> **Task description**:
Read through the data and count the lines that contain the string "image"; give only the result.

START Material for this exercise

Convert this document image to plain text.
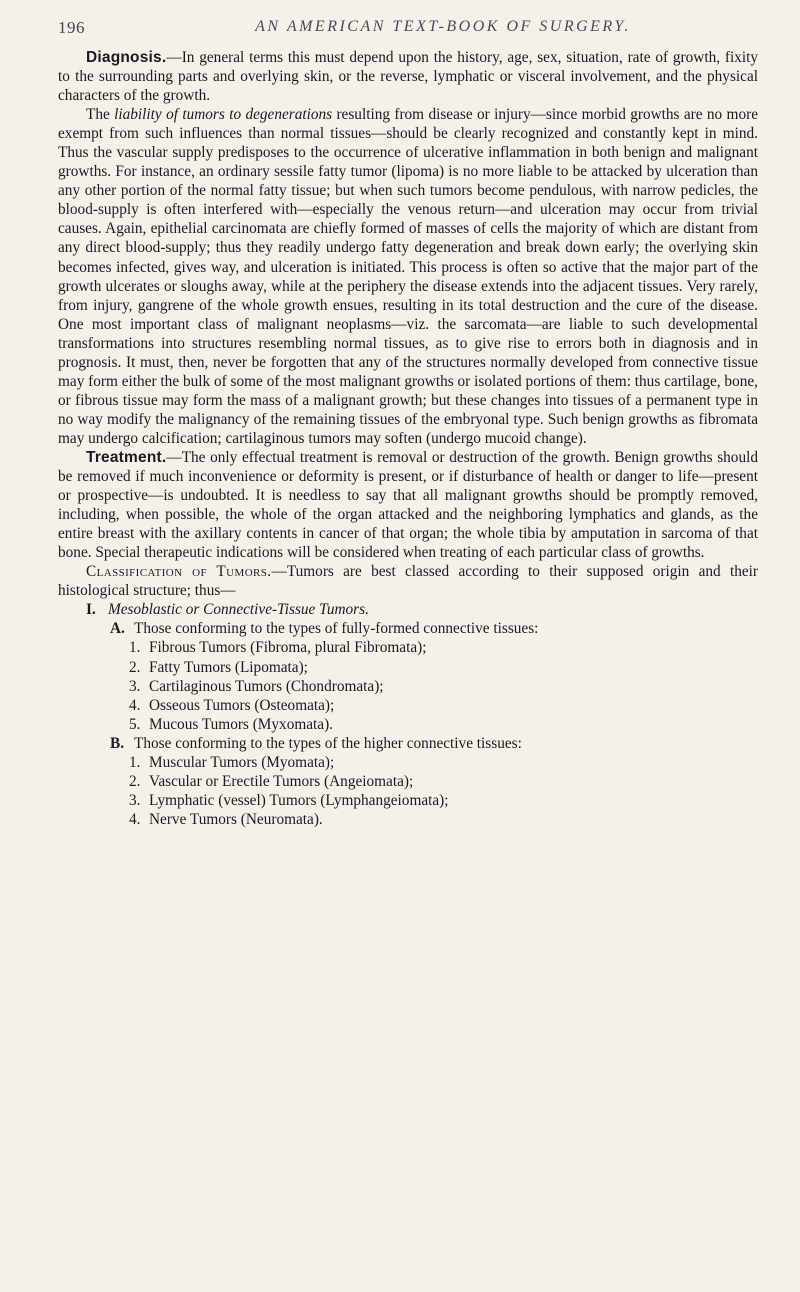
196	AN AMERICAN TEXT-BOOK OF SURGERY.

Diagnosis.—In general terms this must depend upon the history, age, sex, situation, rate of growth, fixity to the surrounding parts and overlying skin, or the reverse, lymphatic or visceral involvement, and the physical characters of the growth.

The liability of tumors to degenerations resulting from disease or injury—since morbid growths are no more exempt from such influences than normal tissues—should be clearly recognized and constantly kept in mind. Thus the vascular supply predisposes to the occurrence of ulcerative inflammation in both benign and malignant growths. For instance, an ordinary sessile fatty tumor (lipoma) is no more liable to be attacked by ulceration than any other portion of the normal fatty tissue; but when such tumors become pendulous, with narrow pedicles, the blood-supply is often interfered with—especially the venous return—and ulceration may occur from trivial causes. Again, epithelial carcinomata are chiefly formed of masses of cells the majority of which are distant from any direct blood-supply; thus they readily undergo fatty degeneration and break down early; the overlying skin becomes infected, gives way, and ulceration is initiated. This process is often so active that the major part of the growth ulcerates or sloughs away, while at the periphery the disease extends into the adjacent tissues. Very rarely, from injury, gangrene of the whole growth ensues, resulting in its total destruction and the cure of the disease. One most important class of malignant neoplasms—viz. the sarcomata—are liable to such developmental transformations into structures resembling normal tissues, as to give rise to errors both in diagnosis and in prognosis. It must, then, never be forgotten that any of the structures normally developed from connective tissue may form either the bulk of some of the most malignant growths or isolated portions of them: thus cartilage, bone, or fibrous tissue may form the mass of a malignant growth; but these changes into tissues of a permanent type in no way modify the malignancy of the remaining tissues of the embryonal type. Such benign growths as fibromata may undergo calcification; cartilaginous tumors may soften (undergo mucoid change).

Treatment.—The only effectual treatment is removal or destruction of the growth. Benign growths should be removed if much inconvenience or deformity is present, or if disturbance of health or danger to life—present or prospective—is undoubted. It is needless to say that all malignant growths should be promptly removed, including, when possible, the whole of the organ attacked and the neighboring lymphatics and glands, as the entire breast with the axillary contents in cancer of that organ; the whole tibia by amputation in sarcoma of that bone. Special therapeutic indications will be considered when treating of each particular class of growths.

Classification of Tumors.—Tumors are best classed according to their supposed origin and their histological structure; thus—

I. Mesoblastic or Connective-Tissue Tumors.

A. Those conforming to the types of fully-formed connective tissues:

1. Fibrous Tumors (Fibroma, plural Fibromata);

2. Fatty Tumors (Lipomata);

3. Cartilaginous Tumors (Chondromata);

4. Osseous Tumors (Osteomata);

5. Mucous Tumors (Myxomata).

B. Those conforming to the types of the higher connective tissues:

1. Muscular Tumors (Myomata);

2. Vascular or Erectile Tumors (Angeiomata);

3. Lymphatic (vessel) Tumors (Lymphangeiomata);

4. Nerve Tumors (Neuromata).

END Material for this exercise
START Material for this exercise

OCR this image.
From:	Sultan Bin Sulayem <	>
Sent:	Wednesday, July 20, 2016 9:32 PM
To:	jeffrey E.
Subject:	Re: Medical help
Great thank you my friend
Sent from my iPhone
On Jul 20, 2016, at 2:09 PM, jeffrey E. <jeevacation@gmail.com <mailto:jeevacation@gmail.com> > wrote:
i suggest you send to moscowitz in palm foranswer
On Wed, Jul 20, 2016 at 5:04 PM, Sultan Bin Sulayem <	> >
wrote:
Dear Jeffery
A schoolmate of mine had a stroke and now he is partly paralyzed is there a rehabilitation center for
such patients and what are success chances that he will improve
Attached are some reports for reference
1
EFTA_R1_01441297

END Material for this exercise

> **Solved problem**:
2